* Task to complete *
Rewrite everything from the line containing "List every element" down to the line containing "326, 37, 338]", putting "marker" in place of "data-point" and keeping all else the same.

>> start Available records

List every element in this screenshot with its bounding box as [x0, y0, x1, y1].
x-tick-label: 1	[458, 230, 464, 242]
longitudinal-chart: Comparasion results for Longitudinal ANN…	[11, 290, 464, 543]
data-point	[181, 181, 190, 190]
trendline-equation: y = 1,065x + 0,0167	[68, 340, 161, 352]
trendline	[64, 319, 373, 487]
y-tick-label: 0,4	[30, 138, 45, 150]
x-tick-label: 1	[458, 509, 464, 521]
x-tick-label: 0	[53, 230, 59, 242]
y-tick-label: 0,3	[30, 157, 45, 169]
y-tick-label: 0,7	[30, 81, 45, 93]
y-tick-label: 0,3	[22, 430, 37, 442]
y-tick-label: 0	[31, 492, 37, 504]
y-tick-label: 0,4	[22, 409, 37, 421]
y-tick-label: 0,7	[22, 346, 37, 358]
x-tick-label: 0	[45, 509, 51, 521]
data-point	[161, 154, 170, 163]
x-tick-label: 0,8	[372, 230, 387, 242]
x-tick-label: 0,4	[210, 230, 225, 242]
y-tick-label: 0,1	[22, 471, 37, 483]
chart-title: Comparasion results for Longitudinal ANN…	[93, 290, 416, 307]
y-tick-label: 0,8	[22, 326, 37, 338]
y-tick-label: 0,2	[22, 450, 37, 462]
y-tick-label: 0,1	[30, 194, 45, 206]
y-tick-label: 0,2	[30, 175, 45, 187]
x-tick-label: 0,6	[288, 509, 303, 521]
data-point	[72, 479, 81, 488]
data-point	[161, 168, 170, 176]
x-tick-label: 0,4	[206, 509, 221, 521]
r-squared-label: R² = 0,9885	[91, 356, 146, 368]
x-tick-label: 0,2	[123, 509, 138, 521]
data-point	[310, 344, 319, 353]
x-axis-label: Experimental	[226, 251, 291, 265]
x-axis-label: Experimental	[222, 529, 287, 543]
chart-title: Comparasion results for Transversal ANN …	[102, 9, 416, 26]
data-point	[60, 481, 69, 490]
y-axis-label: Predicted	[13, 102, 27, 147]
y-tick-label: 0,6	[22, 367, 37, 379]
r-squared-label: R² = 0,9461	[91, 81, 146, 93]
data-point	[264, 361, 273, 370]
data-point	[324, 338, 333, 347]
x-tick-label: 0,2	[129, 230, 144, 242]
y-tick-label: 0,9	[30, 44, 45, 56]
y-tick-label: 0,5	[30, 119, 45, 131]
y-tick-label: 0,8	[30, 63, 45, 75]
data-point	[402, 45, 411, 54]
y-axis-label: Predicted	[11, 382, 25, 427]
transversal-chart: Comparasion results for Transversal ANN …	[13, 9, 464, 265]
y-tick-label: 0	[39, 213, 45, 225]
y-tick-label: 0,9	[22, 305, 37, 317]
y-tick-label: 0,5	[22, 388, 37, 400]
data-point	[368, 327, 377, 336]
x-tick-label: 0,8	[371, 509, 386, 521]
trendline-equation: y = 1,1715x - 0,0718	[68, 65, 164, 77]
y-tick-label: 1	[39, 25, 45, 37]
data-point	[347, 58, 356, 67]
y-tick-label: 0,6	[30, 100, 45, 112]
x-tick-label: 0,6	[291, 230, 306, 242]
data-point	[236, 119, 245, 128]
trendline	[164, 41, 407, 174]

>> end Available records
>> start Available records

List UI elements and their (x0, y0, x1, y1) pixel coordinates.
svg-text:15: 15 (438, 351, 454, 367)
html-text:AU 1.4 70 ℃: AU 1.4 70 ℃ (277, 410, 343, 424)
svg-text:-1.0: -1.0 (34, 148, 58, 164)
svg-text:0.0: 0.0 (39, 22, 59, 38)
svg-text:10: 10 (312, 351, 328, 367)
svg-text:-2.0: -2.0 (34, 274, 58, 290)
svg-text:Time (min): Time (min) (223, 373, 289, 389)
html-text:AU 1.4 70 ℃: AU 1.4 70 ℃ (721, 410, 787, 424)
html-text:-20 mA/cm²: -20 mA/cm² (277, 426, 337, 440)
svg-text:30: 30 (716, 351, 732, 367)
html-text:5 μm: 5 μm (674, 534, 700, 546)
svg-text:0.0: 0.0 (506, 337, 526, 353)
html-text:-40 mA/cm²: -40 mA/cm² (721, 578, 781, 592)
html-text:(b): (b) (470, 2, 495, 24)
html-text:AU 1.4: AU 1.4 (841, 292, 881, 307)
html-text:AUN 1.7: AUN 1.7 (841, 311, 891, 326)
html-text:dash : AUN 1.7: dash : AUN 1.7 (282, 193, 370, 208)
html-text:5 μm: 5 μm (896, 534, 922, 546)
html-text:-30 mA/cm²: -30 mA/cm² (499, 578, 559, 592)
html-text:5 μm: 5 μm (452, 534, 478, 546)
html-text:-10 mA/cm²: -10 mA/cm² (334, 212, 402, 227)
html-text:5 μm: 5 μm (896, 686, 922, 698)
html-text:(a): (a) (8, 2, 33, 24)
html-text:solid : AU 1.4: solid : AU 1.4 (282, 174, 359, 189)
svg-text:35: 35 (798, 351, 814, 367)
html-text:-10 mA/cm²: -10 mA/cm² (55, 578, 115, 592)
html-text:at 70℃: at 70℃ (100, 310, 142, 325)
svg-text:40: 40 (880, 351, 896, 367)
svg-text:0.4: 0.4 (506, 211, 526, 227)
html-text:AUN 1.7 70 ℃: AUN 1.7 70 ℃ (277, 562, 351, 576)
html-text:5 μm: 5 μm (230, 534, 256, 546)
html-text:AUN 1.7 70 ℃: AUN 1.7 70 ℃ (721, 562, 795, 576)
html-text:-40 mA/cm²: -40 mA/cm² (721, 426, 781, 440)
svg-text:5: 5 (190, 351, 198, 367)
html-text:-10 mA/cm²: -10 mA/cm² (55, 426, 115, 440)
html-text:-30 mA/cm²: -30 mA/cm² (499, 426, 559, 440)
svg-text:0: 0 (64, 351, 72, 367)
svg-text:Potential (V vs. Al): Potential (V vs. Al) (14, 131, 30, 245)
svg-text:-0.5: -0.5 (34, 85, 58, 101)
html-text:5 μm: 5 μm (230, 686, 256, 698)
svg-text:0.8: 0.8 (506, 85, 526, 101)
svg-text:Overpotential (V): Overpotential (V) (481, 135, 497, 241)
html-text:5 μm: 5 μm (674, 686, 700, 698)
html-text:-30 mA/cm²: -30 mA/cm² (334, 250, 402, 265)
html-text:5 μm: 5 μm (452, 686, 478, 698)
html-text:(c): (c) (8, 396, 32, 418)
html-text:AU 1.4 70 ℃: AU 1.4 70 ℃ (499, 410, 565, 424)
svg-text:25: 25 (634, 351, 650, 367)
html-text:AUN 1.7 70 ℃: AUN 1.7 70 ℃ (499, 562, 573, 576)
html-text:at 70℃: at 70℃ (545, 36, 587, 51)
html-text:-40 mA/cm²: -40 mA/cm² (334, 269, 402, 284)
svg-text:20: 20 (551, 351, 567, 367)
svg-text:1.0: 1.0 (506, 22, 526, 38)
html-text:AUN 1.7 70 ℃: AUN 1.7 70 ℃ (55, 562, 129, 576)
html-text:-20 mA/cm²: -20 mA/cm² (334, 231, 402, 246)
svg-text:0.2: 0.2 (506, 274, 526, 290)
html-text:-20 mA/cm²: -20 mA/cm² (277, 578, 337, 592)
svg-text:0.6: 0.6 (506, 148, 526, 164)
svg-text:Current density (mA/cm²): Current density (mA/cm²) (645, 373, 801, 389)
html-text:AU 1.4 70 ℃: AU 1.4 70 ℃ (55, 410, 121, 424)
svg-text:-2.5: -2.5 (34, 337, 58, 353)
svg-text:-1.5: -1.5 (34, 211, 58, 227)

>> end Available records
>> start Available records

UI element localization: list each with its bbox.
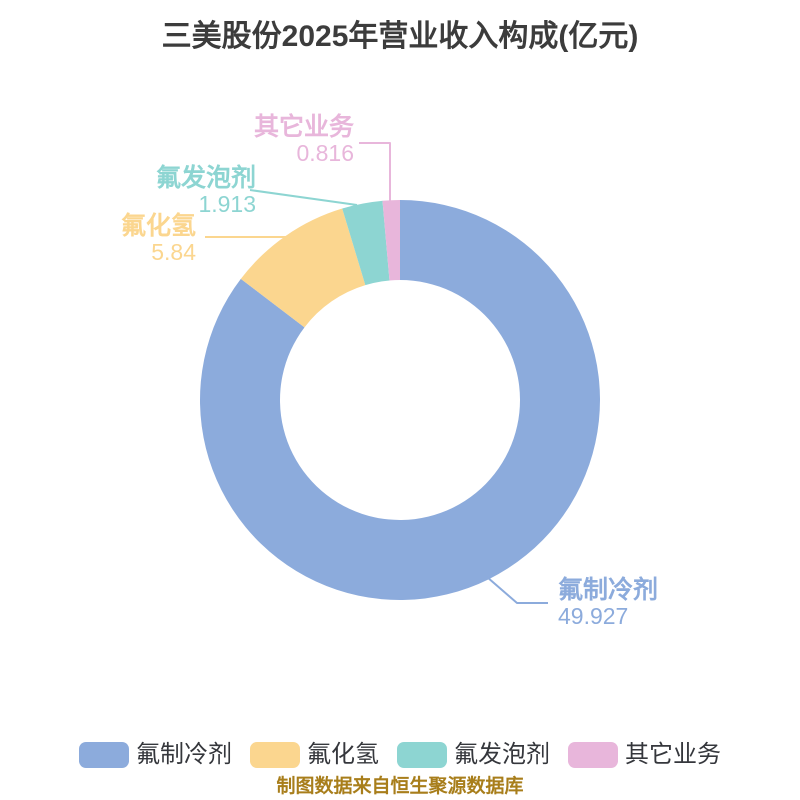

>> end Available records

* Written solution *
List every element in this screenshot with its bounding box as [x0, y0, x1, y1].
x-tick-label: 1	[458, 230, 464, 242]
longitudinal-chart: Comparasion results for Longitudinal ANN…	[11, 290, 464, 543]
marker	[181, 181, 190, 190]
trendline-equation: y = 1,065x + 0,0167	[68, 340, 161, 352]
trendline	[64, 319, 373, 487]
y-tick-label: 0,4	[30, 138, 45, 150]
x-tick-label: 1	[458, 509, 464, 521]
x-tick-label: 0	[53, 230, 59, 242]
y-tick-label: 0,3	[30, 157, 45, 169]
y-tick-label: 0,7	[30, 81, 45, 93]
y-tick-label: 0,3	[22, 430, 37, 442]
y-tick-label: 0	[31, 492, 37, 504]
y-tick-label: 0,4	[22, 409, 37, 421]
y-tick-label: 0,7	[22, 346, 37, 358]
x-tick-label: 0	[45, 509, 51, 521]
marker	[161, 154, 170, 163]
x-tick-label: 0,8	[372, 230, 387, 242]
x-tick-label: 0,4	[210, 230, 225, 242]
y-tick-label: 0,1	[22, 471, 37, 483]
chart-title: Comparasion results for Longitudinal ANN…	[93, 290, 416, 307]
y-tick-label: 0,8	[22, 326, 37, 338]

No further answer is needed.